• **Exercise objective**: Go through the material and tally the lines containing the string "document". Give the total alone.

• **Supplied records**:
================
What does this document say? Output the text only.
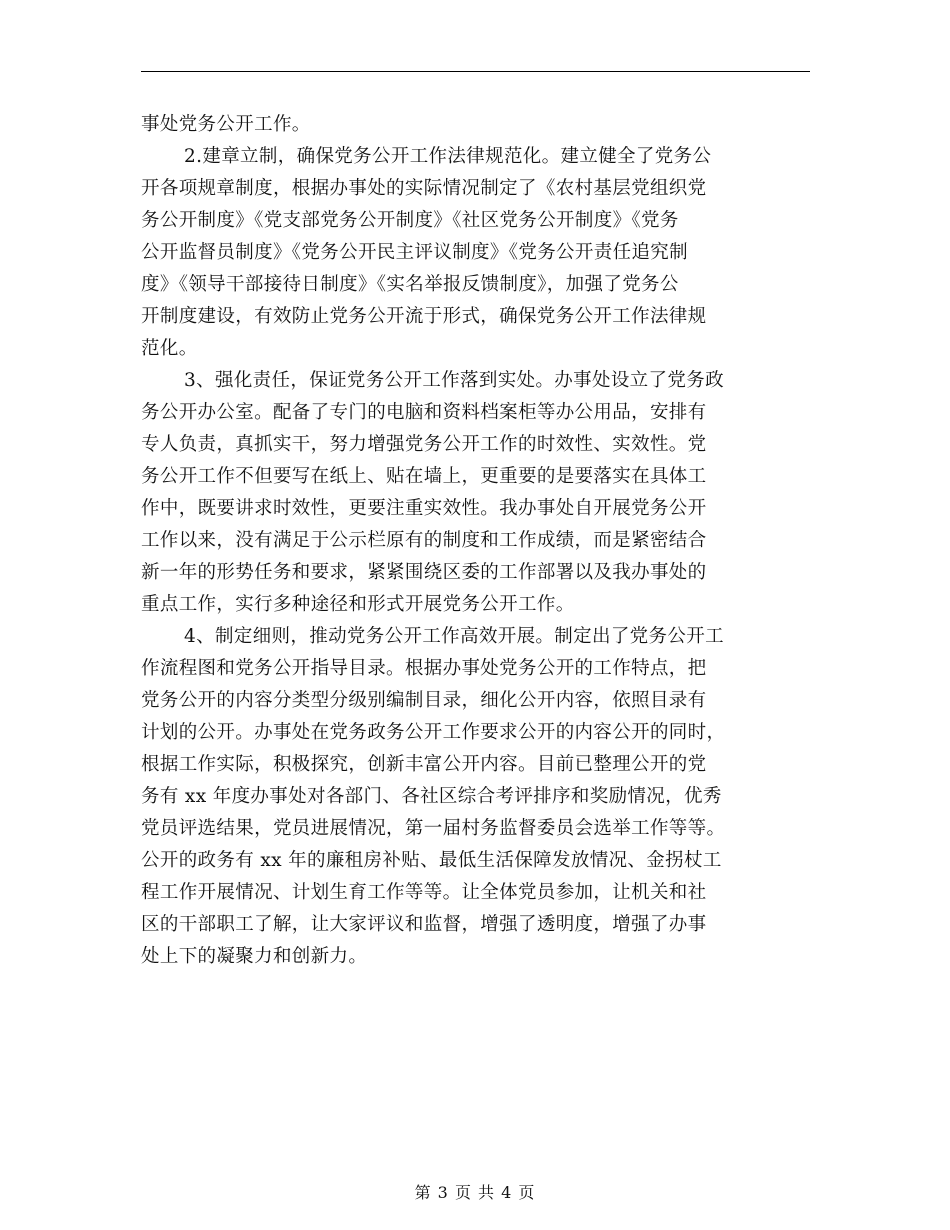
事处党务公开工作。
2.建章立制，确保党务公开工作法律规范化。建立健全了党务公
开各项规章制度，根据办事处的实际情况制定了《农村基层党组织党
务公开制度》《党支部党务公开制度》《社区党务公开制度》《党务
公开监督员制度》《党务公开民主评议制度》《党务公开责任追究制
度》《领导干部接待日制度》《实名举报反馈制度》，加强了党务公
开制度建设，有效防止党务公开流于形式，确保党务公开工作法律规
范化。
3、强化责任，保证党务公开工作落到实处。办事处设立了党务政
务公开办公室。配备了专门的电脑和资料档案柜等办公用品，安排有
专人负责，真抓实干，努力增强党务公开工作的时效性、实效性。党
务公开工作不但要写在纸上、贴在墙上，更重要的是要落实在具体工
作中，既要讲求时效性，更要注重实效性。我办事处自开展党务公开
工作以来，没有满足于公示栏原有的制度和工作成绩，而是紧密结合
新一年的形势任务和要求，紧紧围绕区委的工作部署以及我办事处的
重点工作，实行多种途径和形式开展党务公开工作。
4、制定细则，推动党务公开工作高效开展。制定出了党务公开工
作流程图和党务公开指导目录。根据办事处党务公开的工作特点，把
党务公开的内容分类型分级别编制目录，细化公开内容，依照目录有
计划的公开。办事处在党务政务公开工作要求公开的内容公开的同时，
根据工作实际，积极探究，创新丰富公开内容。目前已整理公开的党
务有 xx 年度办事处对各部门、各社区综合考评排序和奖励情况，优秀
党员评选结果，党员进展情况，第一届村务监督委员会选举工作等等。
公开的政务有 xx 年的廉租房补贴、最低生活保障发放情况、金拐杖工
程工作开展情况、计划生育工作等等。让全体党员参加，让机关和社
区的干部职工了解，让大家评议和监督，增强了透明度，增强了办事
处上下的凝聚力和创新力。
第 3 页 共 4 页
================
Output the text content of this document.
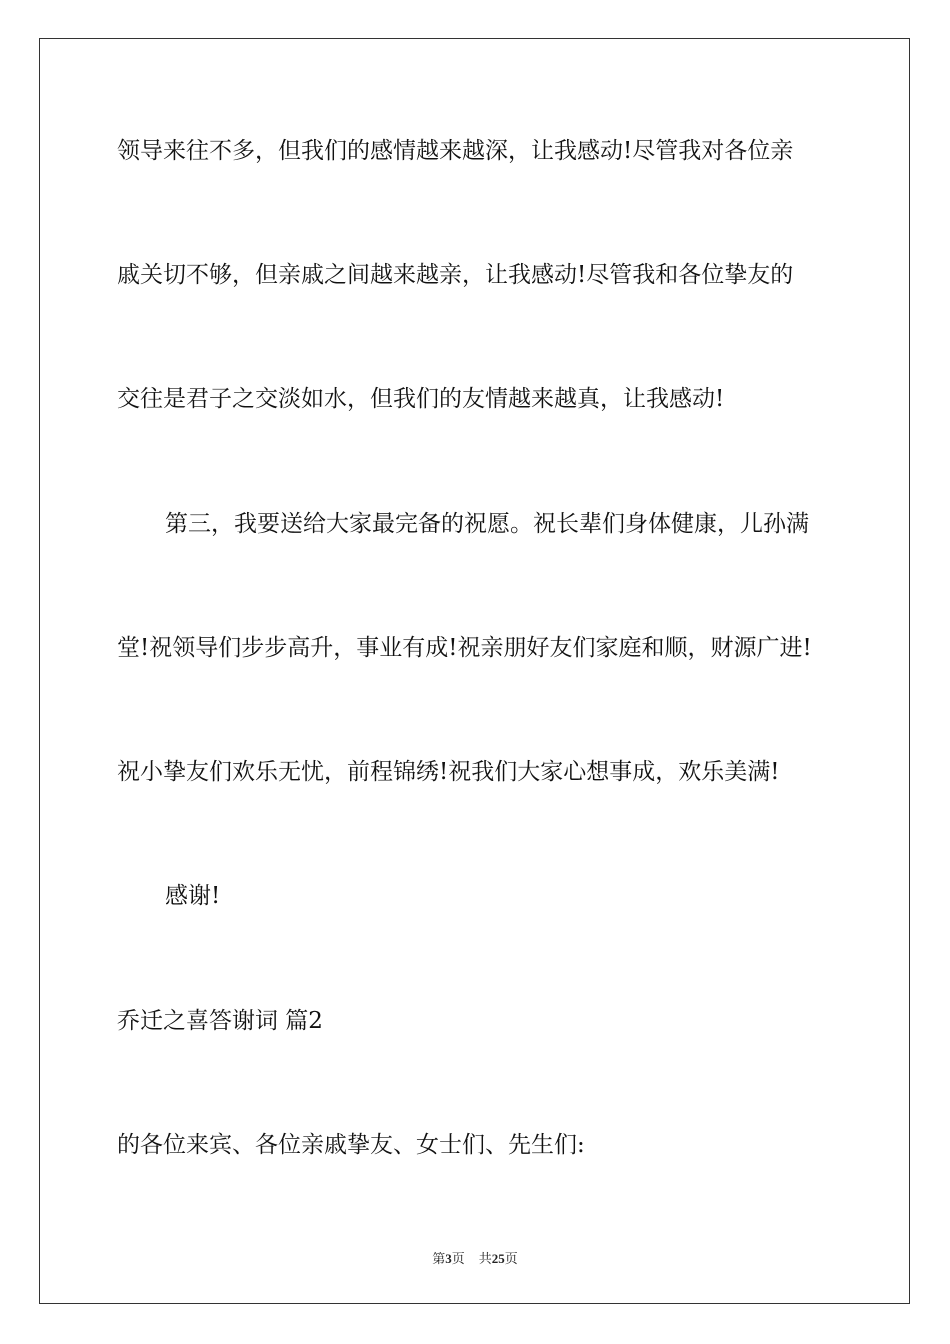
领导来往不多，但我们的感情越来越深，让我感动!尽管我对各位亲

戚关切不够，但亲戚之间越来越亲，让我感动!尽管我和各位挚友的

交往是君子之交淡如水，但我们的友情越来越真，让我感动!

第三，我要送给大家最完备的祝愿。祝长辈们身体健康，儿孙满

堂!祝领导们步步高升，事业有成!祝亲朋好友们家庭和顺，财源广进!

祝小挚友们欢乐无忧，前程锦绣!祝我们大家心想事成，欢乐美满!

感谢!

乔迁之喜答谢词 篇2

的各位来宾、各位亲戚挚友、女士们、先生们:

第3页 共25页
================
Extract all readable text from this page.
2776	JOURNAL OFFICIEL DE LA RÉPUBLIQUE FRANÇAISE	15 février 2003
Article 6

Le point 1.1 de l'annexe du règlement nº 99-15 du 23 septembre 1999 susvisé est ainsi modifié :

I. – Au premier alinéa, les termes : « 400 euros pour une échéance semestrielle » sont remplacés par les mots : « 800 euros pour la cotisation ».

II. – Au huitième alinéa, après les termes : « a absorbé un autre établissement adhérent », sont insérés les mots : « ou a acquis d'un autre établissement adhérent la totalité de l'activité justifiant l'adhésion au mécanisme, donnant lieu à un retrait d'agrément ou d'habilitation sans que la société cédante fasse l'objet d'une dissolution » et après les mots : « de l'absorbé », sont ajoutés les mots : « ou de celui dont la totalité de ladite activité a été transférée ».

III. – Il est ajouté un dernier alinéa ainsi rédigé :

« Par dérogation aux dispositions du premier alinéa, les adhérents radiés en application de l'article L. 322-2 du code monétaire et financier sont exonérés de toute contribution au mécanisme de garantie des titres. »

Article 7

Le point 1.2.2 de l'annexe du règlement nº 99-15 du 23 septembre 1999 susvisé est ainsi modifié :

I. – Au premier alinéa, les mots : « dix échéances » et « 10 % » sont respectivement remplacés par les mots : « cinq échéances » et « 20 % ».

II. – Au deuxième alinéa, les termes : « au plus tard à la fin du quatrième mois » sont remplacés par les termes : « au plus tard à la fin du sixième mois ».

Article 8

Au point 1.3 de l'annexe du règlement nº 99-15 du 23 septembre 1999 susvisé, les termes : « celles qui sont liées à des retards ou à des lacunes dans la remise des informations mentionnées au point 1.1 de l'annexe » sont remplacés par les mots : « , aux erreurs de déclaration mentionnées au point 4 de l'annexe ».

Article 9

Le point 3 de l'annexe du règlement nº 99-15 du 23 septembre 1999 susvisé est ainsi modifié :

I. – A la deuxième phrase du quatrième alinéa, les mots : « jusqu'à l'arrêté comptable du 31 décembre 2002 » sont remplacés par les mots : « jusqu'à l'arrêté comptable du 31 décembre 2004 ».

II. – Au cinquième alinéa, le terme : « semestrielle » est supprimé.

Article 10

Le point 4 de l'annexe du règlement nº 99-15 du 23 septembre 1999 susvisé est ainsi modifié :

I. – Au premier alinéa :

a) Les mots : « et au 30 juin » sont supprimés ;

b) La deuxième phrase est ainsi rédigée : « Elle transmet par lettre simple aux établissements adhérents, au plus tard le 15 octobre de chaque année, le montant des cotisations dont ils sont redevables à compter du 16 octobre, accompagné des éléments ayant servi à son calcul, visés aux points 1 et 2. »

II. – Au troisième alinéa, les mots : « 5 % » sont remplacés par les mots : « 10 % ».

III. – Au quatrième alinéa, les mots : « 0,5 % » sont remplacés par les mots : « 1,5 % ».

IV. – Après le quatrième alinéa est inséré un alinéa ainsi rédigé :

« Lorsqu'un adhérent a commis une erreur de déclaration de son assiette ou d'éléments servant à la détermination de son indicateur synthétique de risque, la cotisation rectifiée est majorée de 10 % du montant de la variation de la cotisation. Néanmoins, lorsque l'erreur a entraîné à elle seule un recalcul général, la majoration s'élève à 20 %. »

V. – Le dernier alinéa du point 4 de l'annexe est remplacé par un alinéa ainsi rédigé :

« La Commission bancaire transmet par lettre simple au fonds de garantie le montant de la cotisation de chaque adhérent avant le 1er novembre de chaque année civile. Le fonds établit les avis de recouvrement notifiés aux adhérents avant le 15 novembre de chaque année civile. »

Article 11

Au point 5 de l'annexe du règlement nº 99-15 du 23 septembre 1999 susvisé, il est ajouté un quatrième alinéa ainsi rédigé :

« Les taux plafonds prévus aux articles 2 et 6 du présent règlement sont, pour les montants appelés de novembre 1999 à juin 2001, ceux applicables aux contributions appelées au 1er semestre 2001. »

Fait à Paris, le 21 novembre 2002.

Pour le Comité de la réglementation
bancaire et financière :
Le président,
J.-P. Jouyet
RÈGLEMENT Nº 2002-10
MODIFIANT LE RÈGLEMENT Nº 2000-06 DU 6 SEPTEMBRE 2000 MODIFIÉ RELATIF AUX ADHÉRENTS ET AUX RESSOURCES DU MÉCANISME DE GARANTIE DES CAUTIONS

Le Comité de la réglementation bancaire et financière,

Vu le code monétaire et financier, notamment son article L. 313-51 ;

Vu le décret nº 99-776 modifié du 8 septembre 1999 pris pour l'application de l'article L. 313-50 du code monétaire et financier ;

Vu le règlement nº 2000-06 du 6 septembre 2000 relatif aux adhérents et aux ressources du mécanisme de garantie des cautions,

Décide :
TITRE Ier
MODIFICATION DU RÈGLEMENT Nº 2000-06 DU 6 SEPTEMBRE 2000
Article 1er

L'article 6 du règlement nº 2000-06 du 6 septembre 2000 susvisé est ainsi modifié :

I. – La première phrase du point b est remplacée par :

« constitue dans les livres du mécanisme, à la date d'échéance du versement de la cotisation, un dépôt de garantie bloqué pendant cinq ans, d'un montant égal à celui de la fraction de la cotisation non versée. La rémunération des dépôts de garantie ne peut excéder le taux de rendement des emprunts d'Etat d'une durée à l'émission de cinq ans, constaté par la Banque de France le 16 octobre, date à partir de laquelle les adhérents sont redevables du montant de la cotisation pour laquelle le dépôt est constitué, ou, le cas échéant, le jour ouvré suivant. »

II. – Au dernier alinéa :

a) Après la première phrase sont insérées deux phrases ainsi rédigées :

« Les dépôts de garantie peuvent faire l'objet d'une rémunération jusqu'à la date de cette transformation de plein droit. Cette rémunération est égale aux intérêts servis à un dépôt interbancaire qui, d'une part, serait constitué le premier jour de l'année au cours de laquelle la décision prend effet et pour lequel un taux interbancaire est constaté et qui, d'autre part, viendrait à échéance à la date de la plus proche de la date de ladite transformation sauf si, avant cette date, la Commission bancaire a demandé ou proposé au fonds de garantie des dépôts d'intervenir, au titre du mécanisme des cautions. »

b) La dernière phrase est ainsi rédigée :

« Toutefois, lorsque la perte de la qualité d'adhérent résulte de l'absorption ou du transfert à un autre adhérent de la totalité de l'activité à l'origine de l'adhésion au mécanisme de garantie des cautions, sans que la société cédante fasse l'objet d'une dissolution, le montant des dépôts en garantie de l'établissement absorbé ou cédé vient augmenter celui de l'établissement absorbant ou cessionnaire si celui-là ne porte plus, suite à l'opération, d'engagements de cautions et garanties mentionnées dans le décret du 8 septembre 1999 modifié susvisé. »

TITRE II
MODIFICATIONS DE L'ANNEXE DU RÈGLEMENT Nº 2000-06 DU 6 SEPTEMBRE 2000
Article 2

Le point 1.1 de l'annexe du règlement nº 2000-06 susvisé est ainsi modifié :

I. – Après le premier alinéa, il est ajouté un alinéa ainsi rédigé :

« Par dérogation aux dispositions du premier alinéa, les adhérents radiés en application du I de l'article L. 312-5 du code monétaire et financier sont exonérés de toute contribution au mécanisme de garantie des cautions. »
================
• **Exercise output**: 2